__Written request__
Read the records below and copy each line that contains "让幼儿逐步理解与自己性格爱好不同的小朋友交朋友的意义".

__Provided data__
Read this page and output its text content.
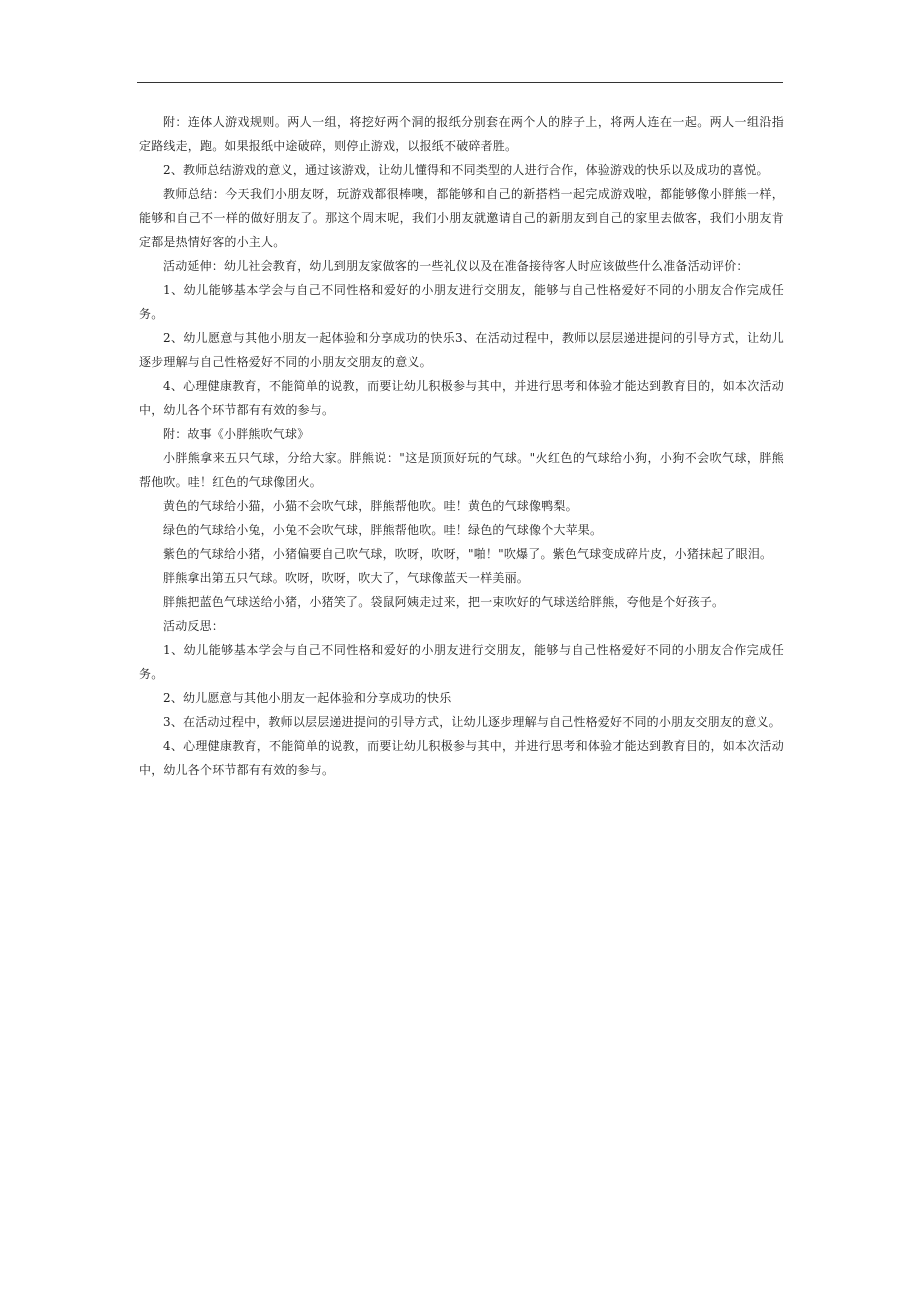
附：连体人游戏规则。两人一组，将挖好两个洞的报纸分别套在两个人的脖子上，将两人连在一起。两人一组沿指定路线走，跑。如果报纸中途破碎，则停止游戏，以报纸不破碎者胜。

2、教师总结游戏的意义，通过该游戏，让幼儿懂得和不同类型的人进行合作，体验游戏的快乐以及成功的喜悦。

教师总结：今天我们小朋友呀，玩游戏都很棒噢，都能够和自己的新搭档一起完成游戏啦，都能够像小胖熊一样，能够和自己不一样的做好朋友了。那这个周末呢，我们小朋友就邀请自己的新朋友到自己的家里去做客，我们小朋友肯定都是热情好客的小主人。

活动延伸：幼儿社会教育，幼儿到朋友家做客的一些礼仪以及在准备接待客人时应该做些什么准备活动评价：

1、幼儿能够基本学会与自己不同性格和爱好的小朋友进行交朋友，能够与自己性格爱好不同的小朋友合作完成任务。

2、幼儿愿意与其他小朋友一起体验和分享成功的快乐3、在活动过程中，教师以层层递进提问的引导方式，让幼儿逐步理解与自己性格爱好不同的小朋友交朋友的意义。

4、心理健康教育，不能简单的说教，而要让幼儿积极参与其中，并进行思考和体验才能达到教育目的，如本次活动中，幼儿各个环节都有有效的参与。

附：故事《小胖熊吹气球》

小胖熊拿来五只气球，分给大家。胖熊说："这是顶顶好玩的气球。"火红色的气球给小狗，小狗不会吹气球，胖熊帮他吹。哇！红色的气球像团火。

黄色的气球给小猫，小猫不会吹气球，胖熊帮他吹。哇！黄色的气球像鸭梨。

绿色的气球给小兔，小兔不会吹气球，胖熊帮他吹。哇！绿色的气球像个大苹果。

紫色的气球给小猪，小猪偏要自己吹气球，吹呀，吹呀，"啪！"吹爆了。紫色气球变成碎片皮，小猪抹起了眼泪。

胖熊拿出第五只气球。吹呀，吹呀，吹大了，气球像蓝天一样美丽。

胖熊把蓝色气球送给小猪，小猪笑了。袋鼠阿姨走过来，把一束吹好的气球送给胖熊，夸他是个好孩子。

活动反思：

1、幼儿能够基本学会与自己不同性格和爱好的小朋友进行交朋友，能够与自己性格爱好不同的小朋友合作完成任务。

2、幼儿愿意与其他小朋友一起体验和分享成功的快乐

3、在活动过程中，教师以层层递进提问的引导方式，让幼儿逐步理解与自己性格爱好不同的小朋友交朋友的意义。

4、心理健康教育，不能简单的说教，而要让幼儿积极参与其中，并进行思考和体验才能达到教育目的，如本次活动中，幼儿各个环节都有有效的参与。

__Expected answer__
2、幼儿愿意与其他小朋友一起体验和分享成功的快乐3、在活动过程中，教师以层层递进提问的引导方式，让幼儿逐步理解与自己性格爱好不同的小朋友交朋友的意义。
3、在活动过程中，教师以层层递进提问的引导方式，让幼儿逐步理解与自己性格爱好不同的小朋友交朋友的意义。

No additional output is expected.